• **WORK TO BE COMPLETED**: Transcribe the records below in full; pictures stay out of the copy.

═══ RECORDS PROVIDED

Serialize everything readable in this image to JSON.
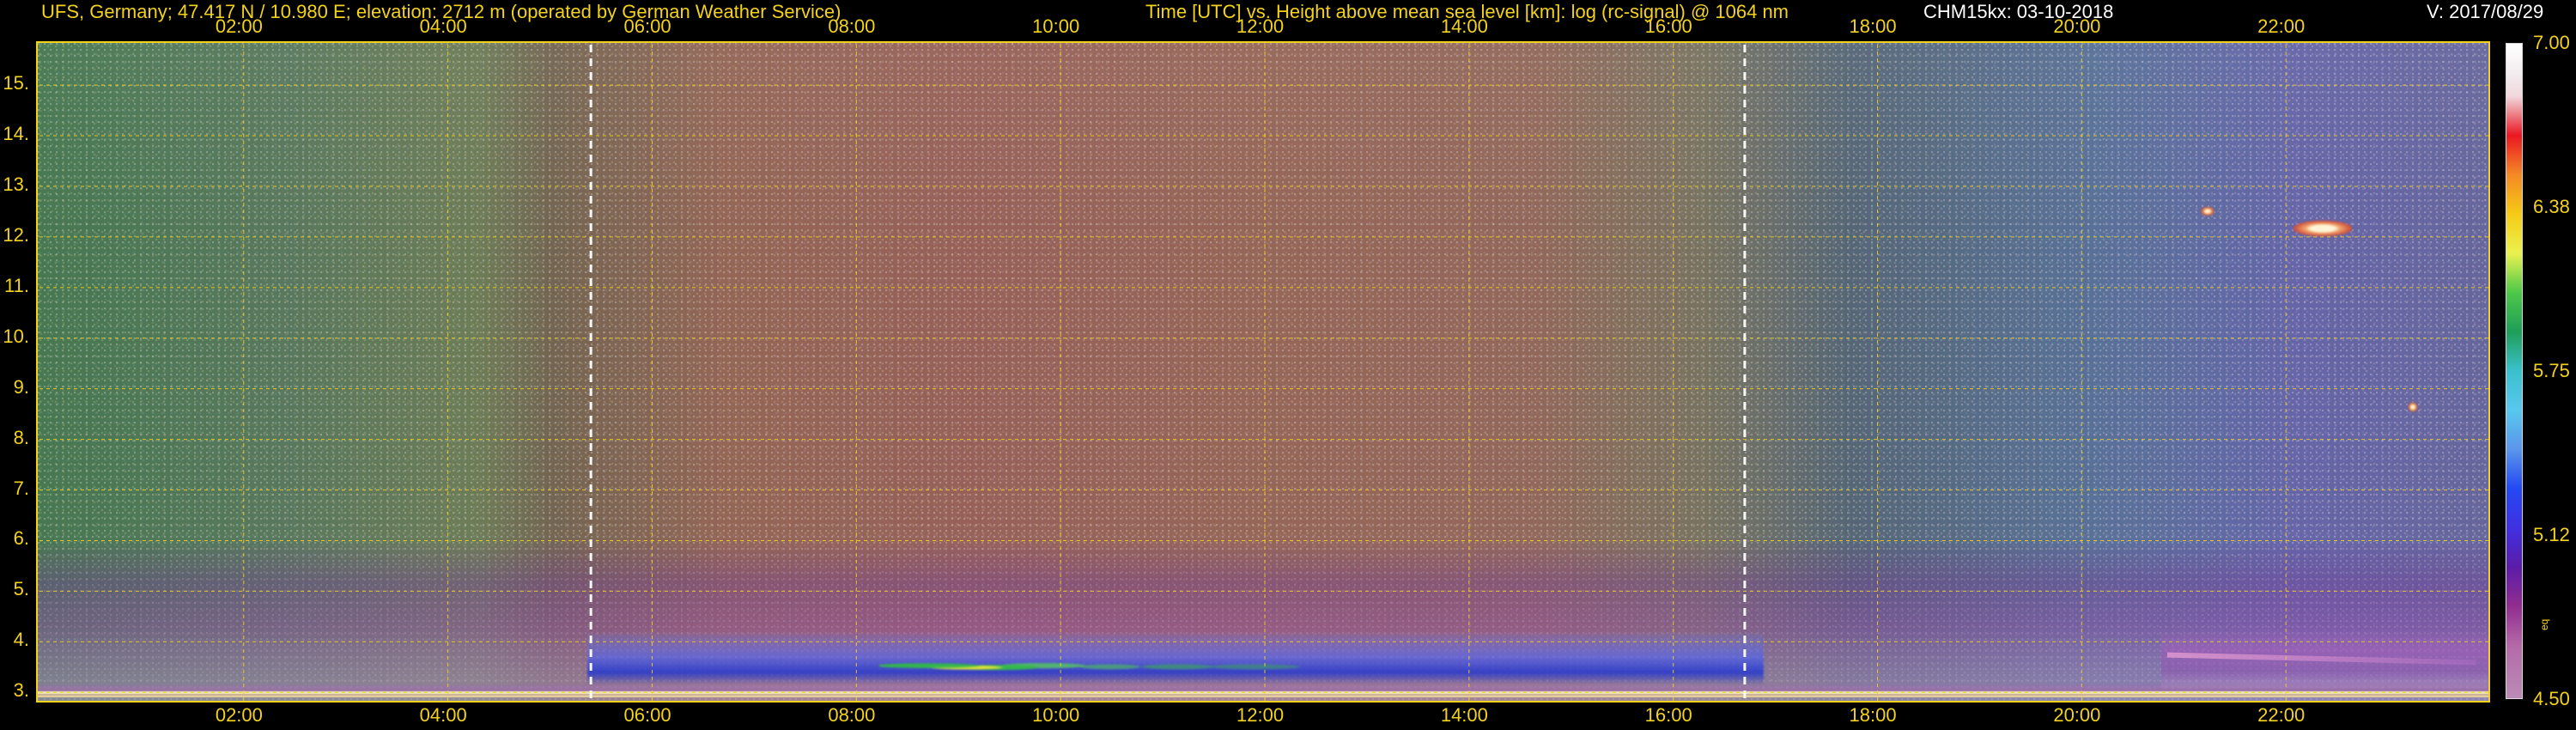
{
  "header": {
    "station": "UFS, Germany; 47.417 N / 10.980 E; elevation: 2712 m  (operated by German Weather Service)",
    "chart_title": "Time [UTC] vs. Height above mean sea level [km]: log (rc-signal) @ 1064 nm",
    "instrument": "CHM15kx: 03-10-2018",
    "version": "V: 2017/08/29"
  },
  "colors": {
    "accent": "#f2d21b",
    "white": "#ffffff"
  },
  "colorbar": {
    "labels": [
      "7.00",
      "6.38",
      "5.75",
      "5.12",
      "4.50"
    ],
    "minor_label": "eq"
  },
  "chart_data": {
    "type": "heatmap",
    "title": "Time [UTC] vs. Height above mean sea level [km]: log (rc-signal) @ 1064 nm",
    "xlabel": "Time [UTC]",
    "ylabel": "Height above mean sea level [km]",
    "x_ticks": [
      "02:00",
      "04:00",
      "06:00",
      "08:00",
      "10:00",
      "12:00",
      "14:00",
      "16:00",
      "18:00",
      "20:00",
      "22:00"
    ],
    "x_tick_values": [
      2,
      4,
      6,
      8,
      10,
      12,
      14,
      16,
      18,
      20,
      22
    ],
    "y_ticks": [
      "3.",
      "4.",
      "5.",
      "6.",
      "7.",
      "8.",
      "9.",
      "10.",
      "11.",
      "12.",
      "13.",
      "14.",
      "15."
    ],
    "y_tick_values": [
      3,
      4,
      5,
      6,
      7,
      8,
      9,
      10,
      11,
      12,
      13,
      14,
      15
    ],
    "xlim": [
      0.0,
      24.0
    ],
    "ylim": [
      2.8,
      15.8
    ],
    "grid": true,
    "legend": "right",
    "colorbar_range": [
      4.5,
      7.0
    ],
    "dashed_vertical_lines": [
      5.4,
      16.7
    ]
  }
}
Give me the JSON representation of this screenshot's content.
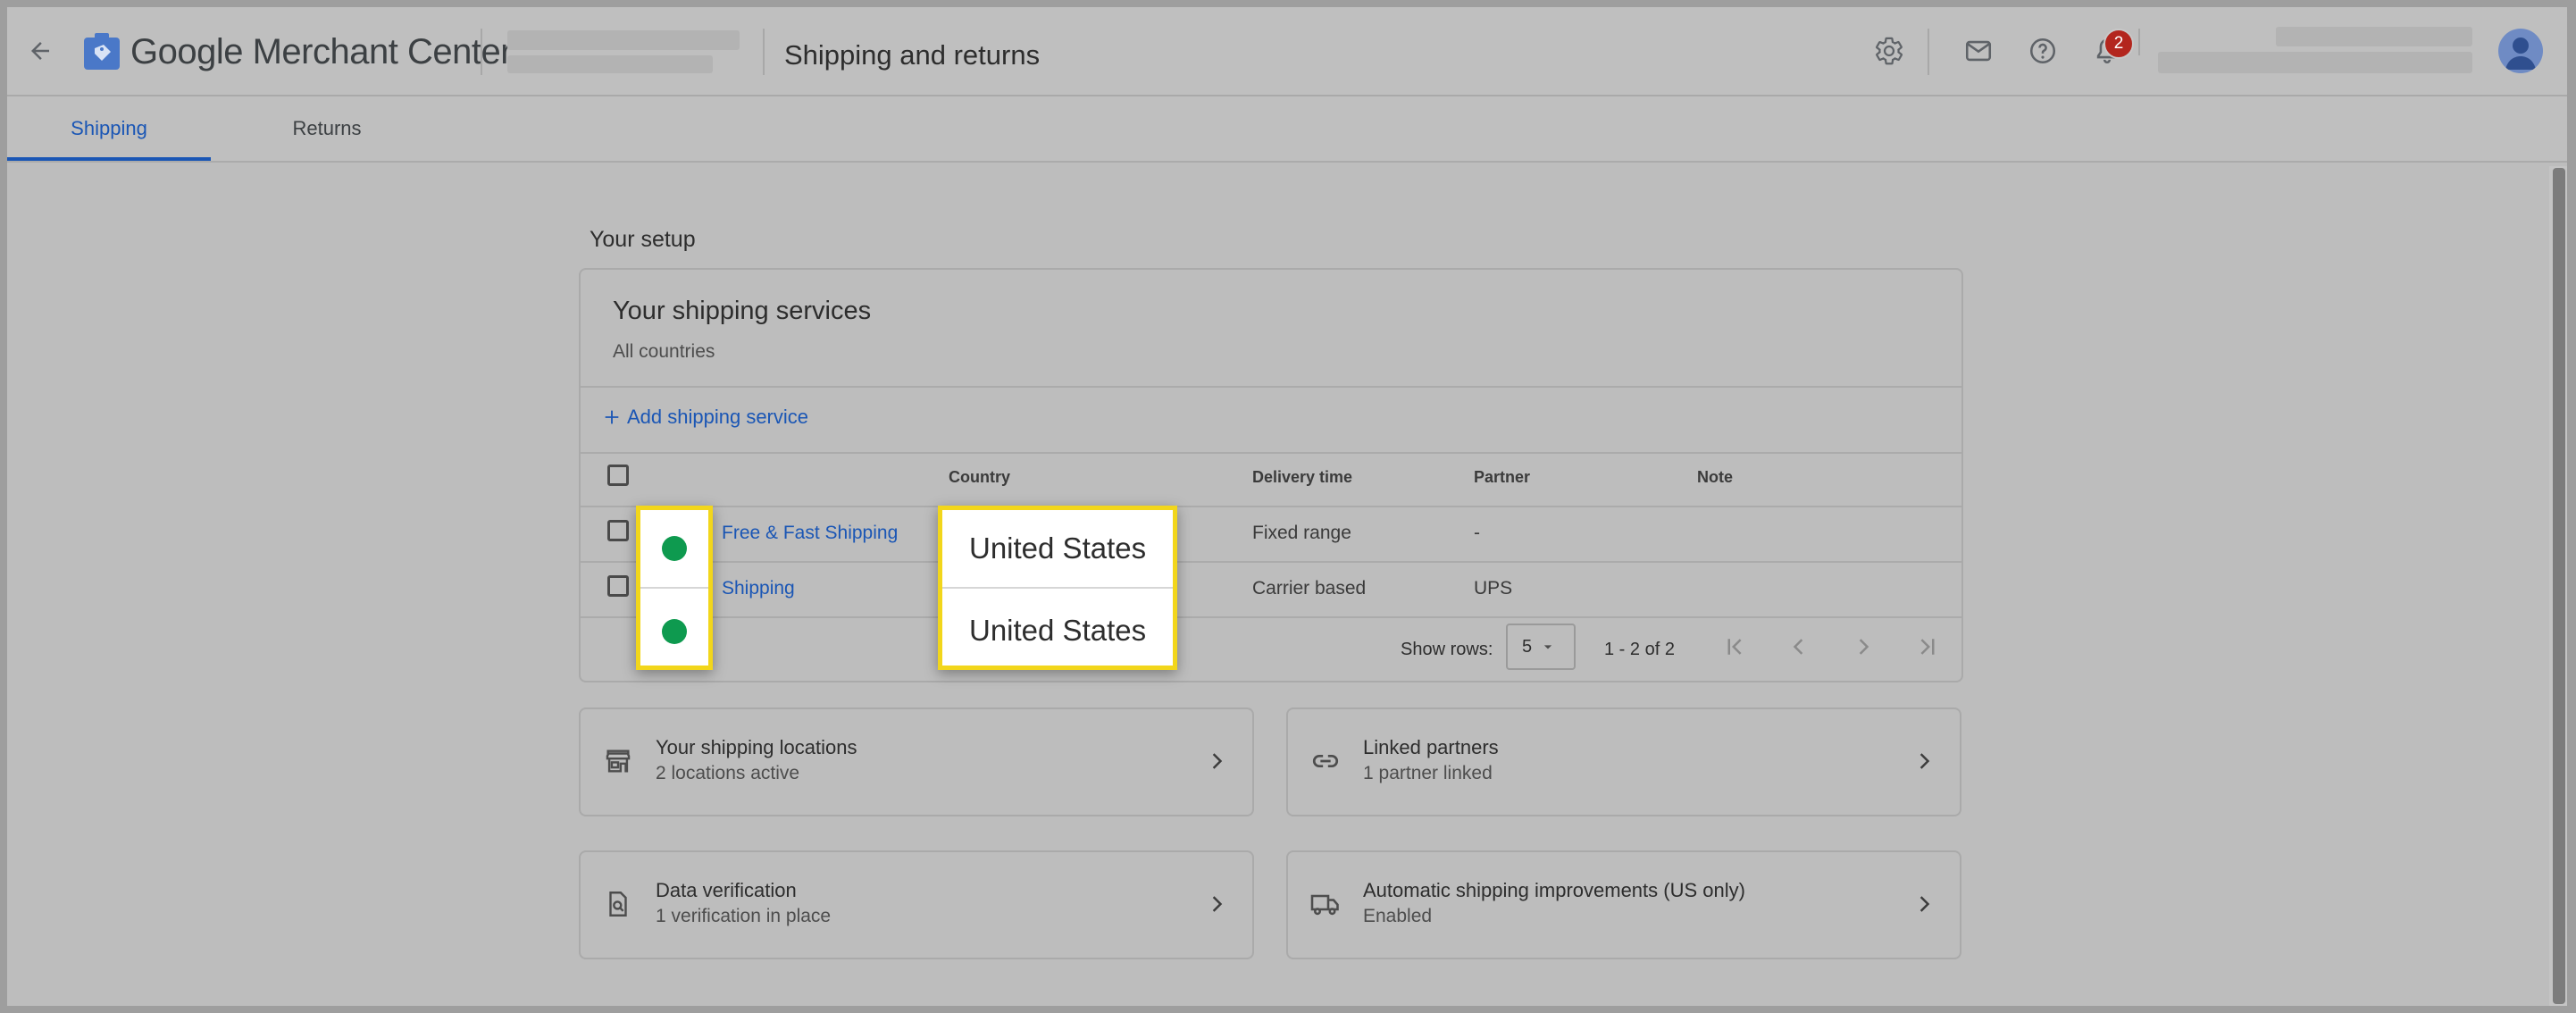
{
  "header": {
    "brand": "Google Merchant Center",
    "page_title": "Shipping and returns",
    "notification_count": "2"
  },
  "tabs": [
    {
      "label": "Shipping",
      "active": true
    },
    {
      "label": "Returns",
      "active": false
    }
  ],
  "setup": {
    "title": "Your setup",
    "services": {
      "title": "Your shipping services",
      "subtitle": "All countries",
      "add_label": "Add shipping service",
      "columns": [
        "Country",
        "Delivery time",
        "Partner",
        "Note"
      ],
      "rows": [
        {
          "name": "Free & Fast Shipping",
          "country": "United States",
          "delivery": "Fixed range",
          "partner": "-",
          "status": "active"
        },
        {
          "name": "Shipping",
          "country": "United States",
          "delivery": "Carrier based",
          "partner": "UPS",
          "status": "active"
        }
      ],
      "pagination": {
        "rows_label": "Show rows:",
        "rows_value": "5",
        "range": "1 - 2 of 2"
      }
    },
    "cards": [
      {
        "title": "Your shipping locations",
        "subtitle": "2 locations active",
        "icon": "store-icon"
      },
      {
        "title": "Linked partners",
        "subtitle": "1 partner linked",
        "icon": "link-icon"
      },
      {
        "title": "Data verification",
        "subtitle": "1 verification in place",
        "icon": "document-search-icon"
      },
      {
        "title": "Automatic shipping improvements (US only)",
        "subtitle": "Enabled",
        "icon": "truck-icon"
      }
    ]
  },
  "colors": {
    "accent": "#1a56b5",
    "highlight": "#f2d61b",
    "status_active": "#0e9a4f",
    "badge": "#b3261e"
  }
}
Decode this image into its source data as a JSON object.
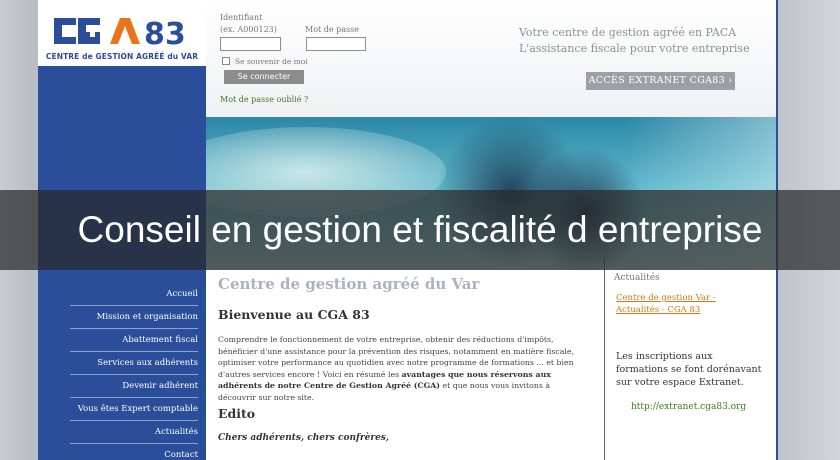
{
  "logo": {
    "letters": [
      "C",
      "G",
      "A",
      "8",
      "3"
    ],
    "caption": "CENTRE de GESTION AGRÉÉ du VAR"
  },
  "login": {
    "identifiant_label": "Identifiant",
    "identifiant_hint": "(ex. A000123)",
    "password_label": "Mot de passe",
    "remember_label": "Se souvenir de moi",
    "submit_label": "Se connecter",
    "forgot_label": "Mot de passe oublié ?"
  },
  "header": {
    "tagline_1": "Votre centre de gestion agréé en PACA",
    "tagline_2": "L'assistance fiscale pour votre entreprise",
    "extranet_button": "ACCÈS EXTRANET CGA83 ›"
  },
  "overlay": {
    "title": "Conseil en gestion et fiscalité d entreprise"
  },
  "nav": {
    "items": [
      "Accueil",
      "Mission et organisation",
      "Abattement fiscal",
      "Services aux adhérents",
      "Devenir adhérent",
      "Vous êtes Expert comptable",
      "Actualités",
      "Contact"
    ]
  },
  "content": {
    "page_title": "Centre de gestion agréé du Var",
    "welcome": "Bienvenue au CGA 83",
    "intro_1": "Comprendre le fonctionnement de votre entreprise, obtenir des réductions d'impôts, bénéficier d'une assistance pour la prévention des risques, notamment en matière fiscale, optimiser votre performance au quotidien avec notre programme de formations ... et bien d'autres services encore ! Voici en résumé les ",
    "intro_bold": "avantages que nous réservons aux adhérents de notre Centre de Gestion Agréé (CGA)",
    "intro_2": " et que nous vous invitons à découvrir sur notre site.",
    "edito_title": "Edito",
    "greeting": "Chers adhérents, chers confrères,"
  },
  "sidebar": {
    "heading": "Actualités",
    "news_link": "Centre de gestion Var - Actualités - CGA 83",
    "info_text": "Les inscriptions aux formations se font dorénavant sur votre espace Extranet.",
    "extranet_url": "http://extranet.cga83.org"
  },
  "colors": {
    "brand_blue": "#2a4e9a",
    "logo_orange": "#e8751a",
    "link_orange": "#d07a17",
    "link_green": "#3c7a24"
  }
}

══════

• **ANSWER**:
Serialize everything readable in this image to JSON.
{
  "header": {
    "station": "UFS, Germany; 47.417 N / 10.980 E; elevation: 2712 m  (operated by German Weather Service)",
    "chart_title": "Time [UTC] vs. Height above mean sea level [km]: log (rc-signal) @ 1064 nm",
    "instrument": "CHM15kx: 03-10-2018",
    "version": "V: 2017/08/29"
  },
  "colors": {
    "accent": "#f2d21b",
    "white": "#ffffff"
  },
  "colorbar": {
    "labels": [
      "7.00",
      "6.38",
      "5.75",
      "5.12",
      "4.50"
    ],
    "minor_label": "eq"
  },
  "chart_data": {
    "type": "heatmap",
    "title": "Time [UTC] vs. Height above mean sea level [km]: log (rc-signal) @ 1064 nm",
    "xlabel": "Time [UTC]",
    "ylabel": "Height above mean sea level [km]",
    "x_ticks": [
      "02:00",
      "04:00",
      "06:00",
      "08:00",
      "10:00",
      "12:00",
      "14:00",
      "16:00",
      "18:00",
      "20:00",
      "22:00"
    ],
    "x_tick_values": [
      2,
      4,
      6,
      8,
      10,
      12,
      14,
      16,
      18,
      20,
      22
    ],
    "y_ticks": [
      "3.",
      "4.",
      "5.",
      "6.",
      "7.",
      "8.",
      "9.",
      "10.",
      "11.",
      "12.",
      "13.",
      "14.",
      "15."
    ],
    "y_tick_values": [
      3,
      4,
      5,
      6,
      7,
      8,
      9,
      10,
      11,
      12,
      13,
      14,
      15
    ],
    "xlim": [
      0.0,
      24.0
    ],
    "ylim": [
      2.8,
      15.8
    ],
    "grid": true,
    "legend": "right",
    "colorbar_range": [
      4.5,
      7.0
    ],
    "dashed_vertical_lines": [
      5.4,
      16.7
    ]
  }
}
Give me the JSON representation of this screenshot's content.
{
  "header": {
    "brand": "Google Merchant Center",
    "page_title": "Shipping and returns",
    "notification_count": "2"
  },
  "tabs": [
    {
      "label": "Shipping",
      "active": true
    },
    {
      "label": "Returns",
      "active": false
    }
  ],
  "setup": {
    "title": "Your setup",
    "services": {
      "title": "Your shipping services",
      "subtitle": "All countries",
      "add_label": "Add shipping service",
      "columns": [
        "Country",
        "Delivery time",
        "Partner",
        "Note"
      ],
      "rows": [
        {
          "name": "Free & Fast Shipping",
          "country": "United States",
          "delivery": "Fixed range",
          "partner": "-",
          "status": "active"
        },
        {
          "name": "Shipping",
          "country": "United States",
          "delivery": "Carrier based",
          "partner": "UPS",
          "status": "active"
        }
      ],
      "pagination": {
        "rows_label": "Show rows:",
        "rows_value": "5",
        "range": "1 - 2 of 2"
      }
    },
    "cards": [
      {
        "title": "Your shipping locations",
        "subtitle": "2 locations active",
        "icon": "store-icon"
      },
      {
        "title": "Linked partners",
        "subtitle": "1 partner linked",
        "icon": "link-icon"
      },
      {
        "title": "Data verification",
        "subtitle": "1 verification in place",
        "icon": "document-search-icon"
      },
      {
        "title": "Automatic shipping improvements (US only)",
        "subtitle": "Enabled",
        "icon": "truck-icon"
      }
    ]
  },
  "colors": {
    "accent": "#1a56b5",
    "highlight": "#f2d61b",
    "status_active": "#0e9a4f",
    "badge": "#b3261e"
  }
}
Decode this image into its source data as a JSON object.
{
  "logo": {
    "letters": [
      "C",
      "G",
      "A",
      "8",
      "3"
    ],
    "caption": "CENTRE de GESTION AGRÉÉ du VAR"
  },
  "login": {
    "identifiant_label": "Identifiant",
    "identifiant_hint": "(ex. A000123)",
    "password_label": "Mot de passe",
    "remember_label": "Se souvenir de moi",
    "submit_label": "Se connecter",
    "forgot_label": "Mot de passe oublié ?"
  },
  "header": {
    "tagline_1": "Votre centre de gestion agréé en PACA",
    "tagline_2": "L'assistance fiscale pour votre entreprise",
    "extranet_button": "ACCÈS EXTRANET CGA83 ›"
  },
  "overlay": {
    "title": "Conseil en gestion et fiscalité d entreprise"
  },
  "nav": {
    "items": [
      "Accueil",
      "Mission et organisation",
      "Abattement fiscal",
      "Services aux adhérents",
      "Devenir adhérent",
      "Vous êtes Expert comptable",
      "Actualités",
      "Contact"
    ]
  },
  "content": {
    "page_title": "Centre de gestion agréé du Var",
    "welcome": "Bienvenue au CGA 83",
    "intro_1": "Comprendre le fonctionnement de votre entreprise, obtenir des réductions d'impôts, bénéficier d'une assistance pour la prévention des risques, notamment en matière fiscale, optimiser votre performance au quotidien avec notre programme de formations ... et bien d'autres services encore ! Voici en résumé les ",
    "intro_bold": "avantages que nous réservons aux adhérents de notre Centre de Gestion Agréé (CGA)",
    "intro_2": " et que nous vous invitons à découvrir sur notre site.",
    "edito_title": "Edito",
    "greeting": "Chers adhérents, chers confrères,"
  },
  "sidebar": {
    "heading": "Actualités",
    "news_link": "Centre de gestion Var - Actualités - CGA 83",
    "info_text": "Les inscriptions aux formations se font dorénavant sur votre espace Extranet.",
    "extranet_url": "http://extranet.cga83.org"
  },
  "colors": {
    "brand_blue": "#2a4e9a",
    "logo_orange": "#e8751a",
    "link_orange": "#d07a17",
    "link_green": "#3c7a24"
  }
}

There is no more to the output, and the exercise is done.